_Material for the task_:
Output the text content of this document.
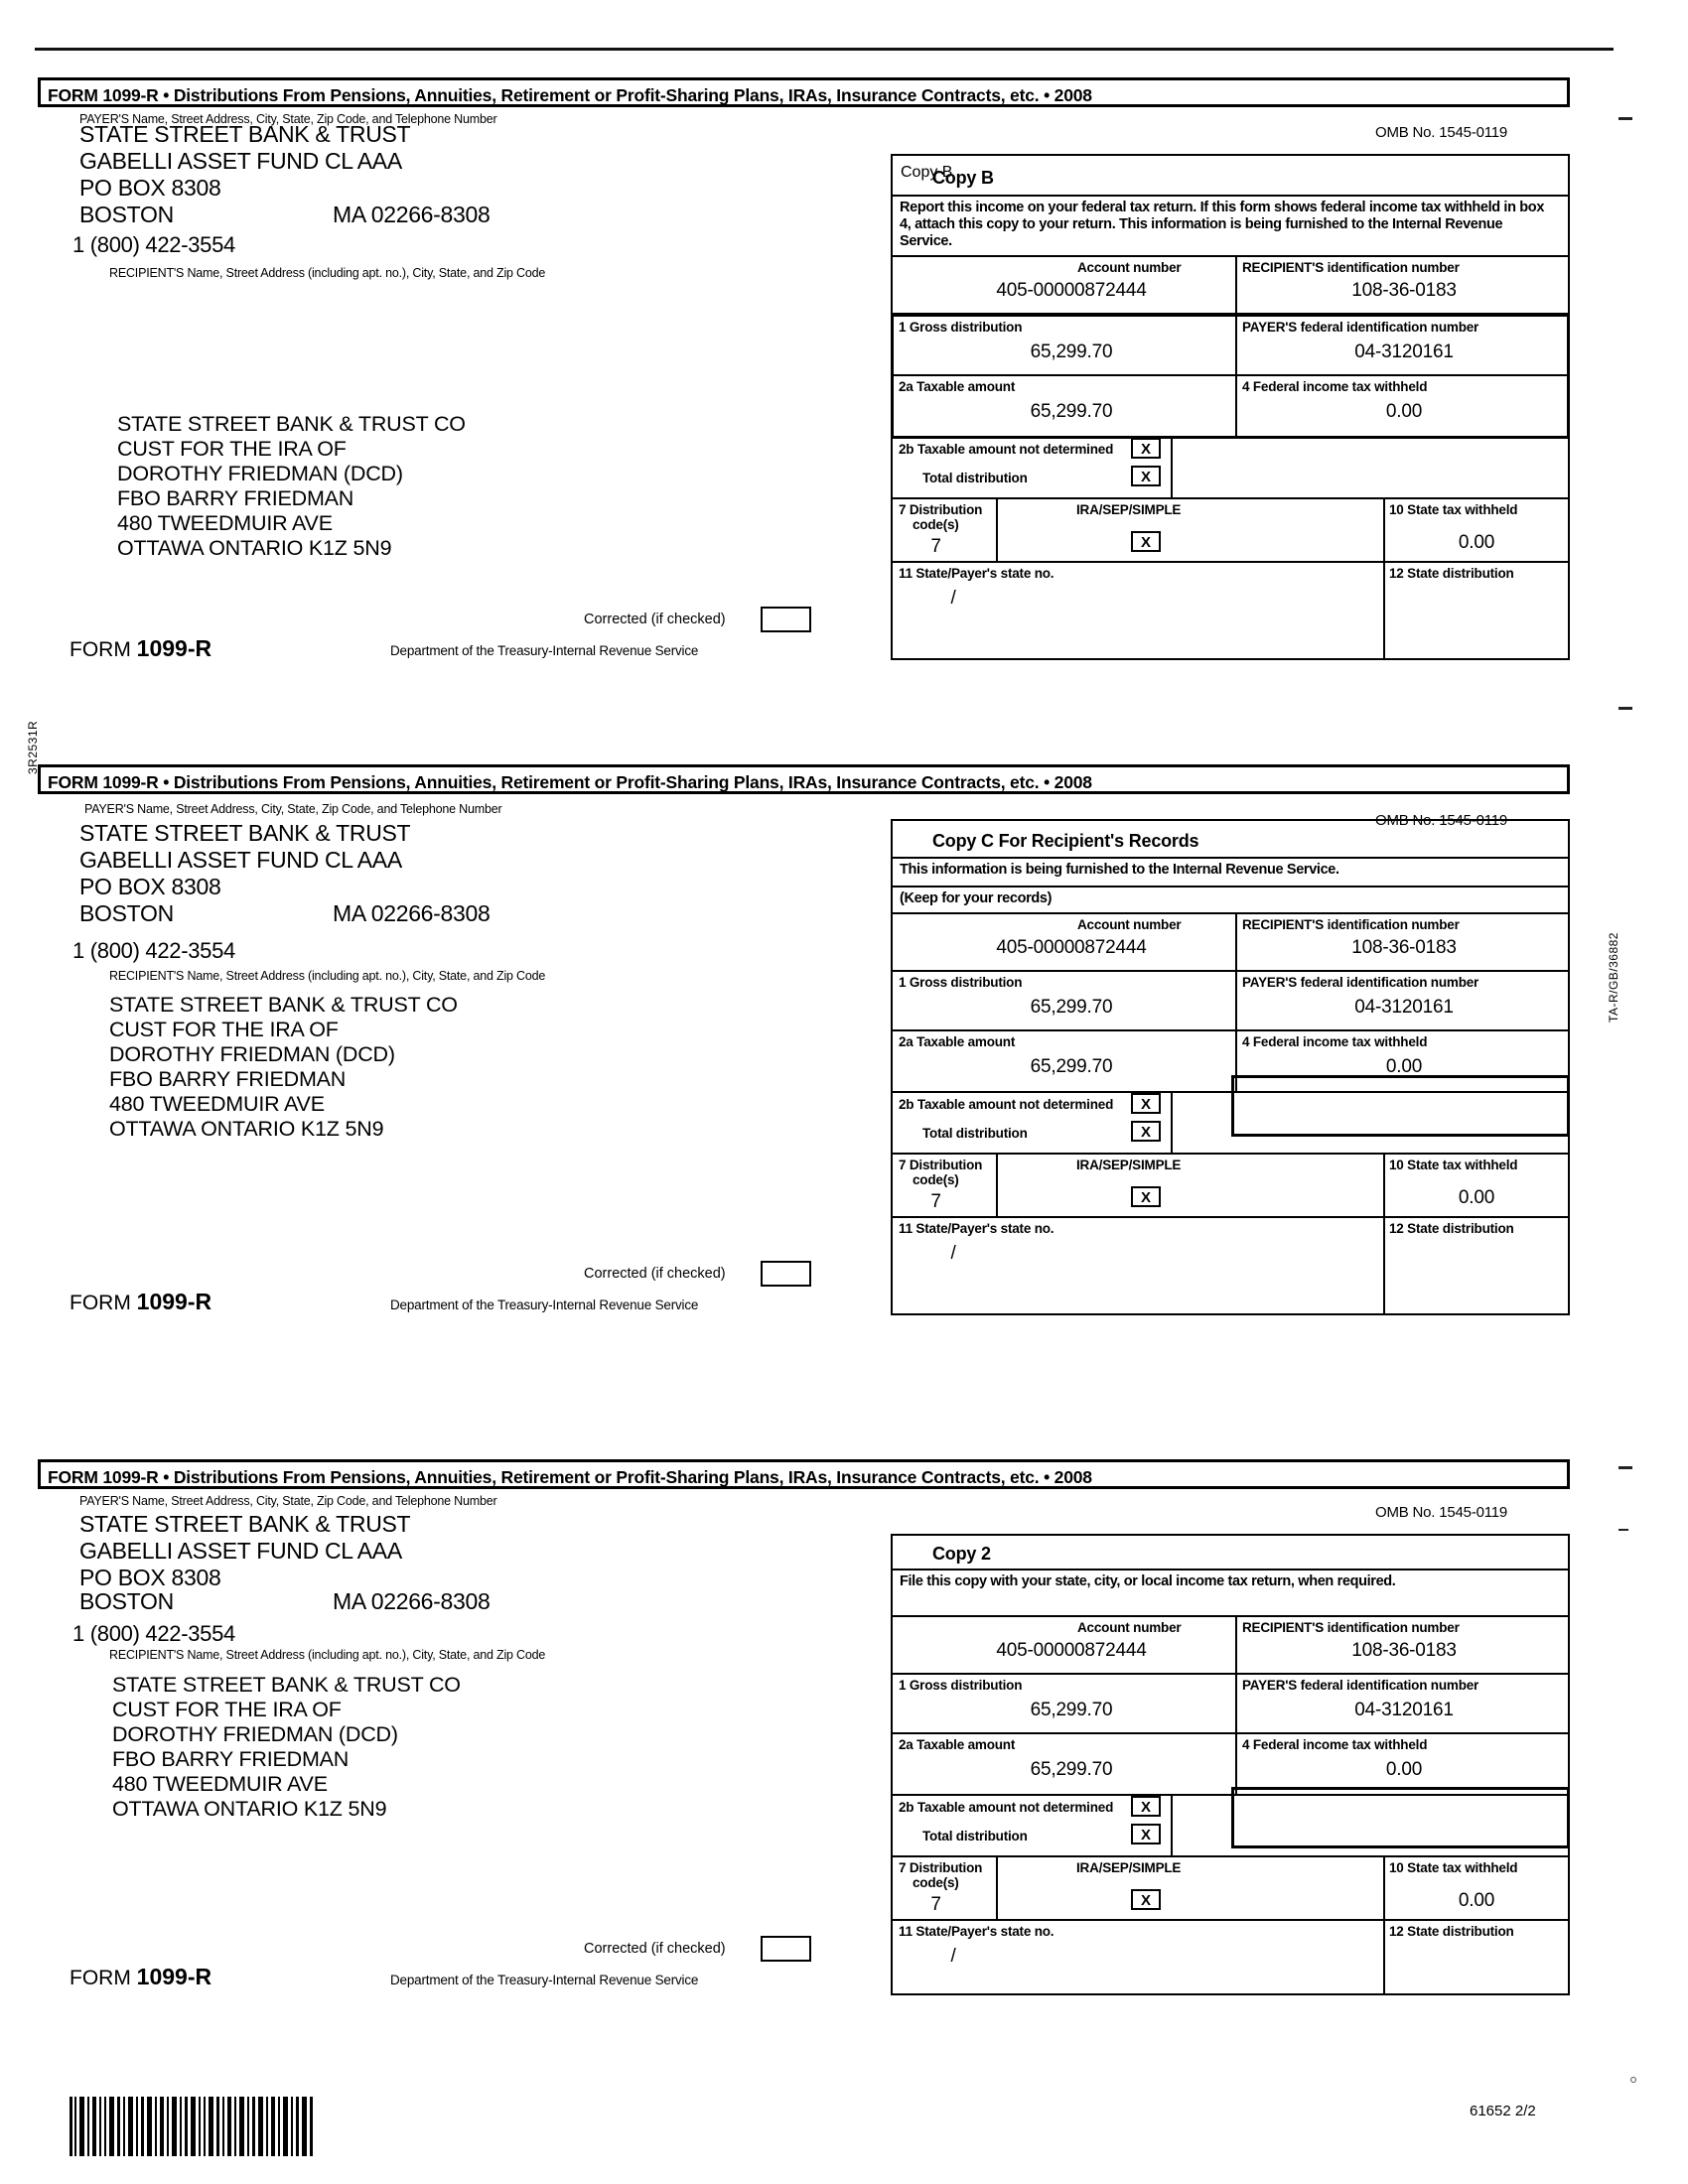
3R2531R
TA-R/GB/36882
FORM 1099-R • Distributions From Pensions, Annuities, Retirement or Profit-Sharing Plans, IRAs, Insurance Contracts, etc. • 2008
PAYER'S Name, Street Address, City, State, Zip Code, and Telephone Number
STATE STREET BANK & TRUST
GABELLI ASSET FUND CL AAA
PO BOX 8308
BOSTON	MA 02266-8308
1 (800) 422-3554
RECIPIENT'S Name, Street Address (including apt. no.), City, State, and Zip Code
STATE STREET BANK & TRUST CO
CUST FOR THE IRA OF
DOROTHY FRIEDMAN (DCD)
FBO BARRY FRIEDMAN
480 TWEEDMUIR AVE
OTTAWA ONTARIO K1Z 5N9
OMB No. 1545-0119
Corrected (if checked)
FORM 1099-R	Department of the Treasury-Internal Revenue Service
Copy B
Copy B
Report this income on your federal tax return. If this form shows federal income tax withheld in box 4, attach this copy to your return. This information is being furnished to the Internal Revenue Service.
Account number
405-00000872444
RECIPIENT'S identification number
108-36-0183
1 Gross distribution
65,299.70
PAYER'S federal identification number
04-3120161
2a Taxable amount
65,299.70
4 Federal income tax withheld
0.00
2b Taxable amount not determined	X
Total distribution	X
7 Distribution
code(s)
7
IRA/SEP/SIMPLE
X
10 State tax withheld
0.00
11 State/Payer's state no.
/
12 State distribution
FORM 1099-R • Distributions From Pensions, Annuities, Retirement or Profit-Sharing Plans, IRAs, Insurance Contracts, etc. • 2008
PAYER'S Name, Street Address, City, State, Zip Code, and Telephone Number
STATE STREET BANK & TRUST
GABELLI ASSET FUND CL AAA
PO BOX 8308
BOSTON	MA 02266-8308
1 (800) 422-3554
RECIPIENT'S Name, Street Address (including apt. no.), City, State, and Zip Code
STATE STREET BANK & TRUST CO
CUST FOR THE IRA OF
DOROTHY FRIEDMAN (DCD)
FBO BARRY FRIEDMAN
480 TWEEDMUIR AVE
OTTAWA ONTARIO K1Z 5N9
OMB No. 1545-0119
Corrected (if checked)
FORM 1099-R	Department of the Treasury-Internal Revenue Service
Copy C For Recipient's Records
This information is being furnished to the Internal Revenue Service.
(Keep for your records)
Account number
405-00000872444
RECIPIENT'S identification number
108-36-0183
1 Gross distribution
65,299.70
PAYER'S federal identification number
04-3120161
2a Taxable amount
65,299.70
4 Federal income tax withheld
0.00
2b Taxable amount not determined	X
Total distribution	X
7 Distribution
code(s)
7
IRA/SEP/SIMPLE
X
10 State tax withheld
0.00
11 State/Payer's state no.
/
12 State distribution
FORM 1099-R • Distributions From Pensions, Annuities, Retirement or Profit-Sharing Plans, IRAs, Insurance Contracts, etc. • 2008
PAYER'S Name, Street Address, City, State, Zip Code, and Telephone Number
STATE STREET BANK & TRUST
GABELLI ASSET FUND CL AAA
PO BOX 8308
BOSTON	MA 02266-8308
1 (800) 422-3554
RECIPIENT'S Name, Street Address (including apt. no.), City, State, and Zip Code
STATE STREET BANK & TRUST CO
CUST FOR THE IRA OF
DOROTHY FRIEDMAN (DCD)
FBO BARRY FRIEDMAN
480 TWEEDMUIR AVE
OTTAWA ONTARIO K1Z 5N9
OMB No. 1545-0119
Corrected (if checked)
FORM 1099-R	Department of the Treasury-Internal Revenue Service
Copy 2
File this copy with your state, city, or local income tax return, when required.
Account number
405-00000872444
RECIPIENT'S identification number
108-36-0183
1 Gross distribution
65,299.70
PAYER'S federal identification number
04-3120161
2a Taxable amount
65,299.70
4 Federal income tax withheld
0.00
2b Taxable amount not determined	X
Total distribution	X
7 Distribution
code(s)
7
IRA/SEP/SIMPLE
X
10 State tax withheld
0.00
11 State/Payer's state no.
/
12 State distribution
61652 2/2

_What this task involves_: Repeat the records above exactly, leaving out any pictures they contain.

_Correct output_:
Output the text content of this document.
3R2531R
TA-R/GB/36882
FORM 1099-R • Distributions From Pensions, Annuities, Retirement or Profit-Sharing Plans, IRAs, Insurance Contracts, etc. • 2008
PAYER'S Name, Street Address, City, State, Zip Code, and Telephone Number
STATE STREET BANK & TRUST
GABELLI ASSET FUND CL AAA
PO BOX 8308
BOSTON	MA 02266-8308
1 (800) 422-3554
RECIPIENT'S Name, Street Address (including apt. no.), City, State, and Zip Code
STATE STREET BANK & TRUST CO
CUST FOR THE IRA OF
DOROTHY FRIEDMAN (DCD)
FBO BARRY FRIEDMAN
480 TWEEDMUIR AVE
OTTAWA ONTARIO K1Z 5N9
OMB No. 1545-0119
Corrected (if checked)
FORM 1099-R	Department of the Treasury-Internal Revenue Service
Copy B
Copy B
Report this income on your federal tax return. If this form shows federal income tax withheld in box 4, attach this copy to your return. This information is being furnished to the Internal Revenue Service.
Account number
405-00000872444
RECIPIENT'S identification number
108-36-0183
1 Gross distribution
65,299.70
PAYER'S federal identification number
04-3120161
2a Taxable amount
65,299.70
4 Federal income tax withheld
0.00
2b Taxable amount not determined	X
Total distribution	X
7 Distribution
code(s)
7
IRA/SEP/SIMPLE
X
10 State tax withheld
0.00
11 State/Payer's state no.
/
12 State distribution
FORM 1099-R • Distributions From Pensions, Annuities, Retirement or Profit-Sharing Plans, IRAs, Insurance Contracts, etc. • 2008
PAYER'S Name, Street Address, City, State, Zip Code, and Telephone Number
STATE STREET BANK & TRUST
GABELLI ASSET FUND CL AAA
PO BOX 8308
BOSTON	MA 02266-8308
1 (800) 422-3554
RECIPIENT'S Name, Street Address (including apt. no.), City, State, and Zip Code
STATE STREET BANK & TRUST CO
CUST FOR THE IRA OF
DOROTHY FRIEDMAN (DCD)
FBO BARRY FRIEDMAN
480 TWEEDMUIR AVE
OTTAWA ONTARIO K1Z 5N9
OMB No. 1545-0119
Corrected (if checked)
FORM 1099-R	Department of the Treasury-Internal Revenue Service
Copy C For Recipient's Records
This information is being furnished to the Internal Revenue Service.
(Keep for your records)
Account number
405-00000872444
RECIPIENT'S identification number
108-36-0183
1 Gross distribution
65,299.70
PAYER'S federal identification number
04-3120161
2a Taxable amount
65,299.70
4 Federal income tax withheld
0.00
2b Taxable amount not determined	X
Total distribution	X
7 Distribution
code(s)
7
IRA/SEP/SIMPLE
X
10 State tax withheld
0.00
11 State/Payer's state no.
/
12 State distribution
FORM 1099-R • Distributions From Pensions, Annuities, Retirement or Profit-Sharing Plans, IRAs, Insurance Contracts, etc. • 2008
PAYER'S Name, Street Address, City, State, Zip Code, and Telephone Number
STATE STREET BANK & TRUST
GABELLI ASSET FUND CL AAA
PO BOX 8308
BOSTON	MA 02266-8308
1 (800) 422-3554
RECIPIENT'S Name, Street Address (including apt. no.), City, State, and Zip Code
STATE STREET BANK & TRUST CO
CUST FOR THE IRA OF
DOROTHY FRIEDMAN (DCD)
FBO BARRY FRIEDMAN
480 TWEEDMUIR AVE
OTTAWA ONTARIO K1Z 5N9
OMB No. 1545-0119
Corrected (if checked)
FORM 1099-R	Department of the Treasury-Internal Revenue Service
Copy 2
File this copy with your state, city, or local income tax return, when required.
Account number
405-00000872444
RECIPIENT'S identification number
108-36-0183
1 Gross distribution
65,299.70
PAYER'S federal identification number
04-3120161
2a Taxable amount
65,299.70
4 Federal income tax withheld
0.00
2b Taxable amount not determined	X
Total distribution	X
7 Distribution
code(s)
7
IRA/SEP/SIMPLE
X
10 State tax withheld
0.00
11 State/Payer's state no.
/
12 State distribution
61652 2/2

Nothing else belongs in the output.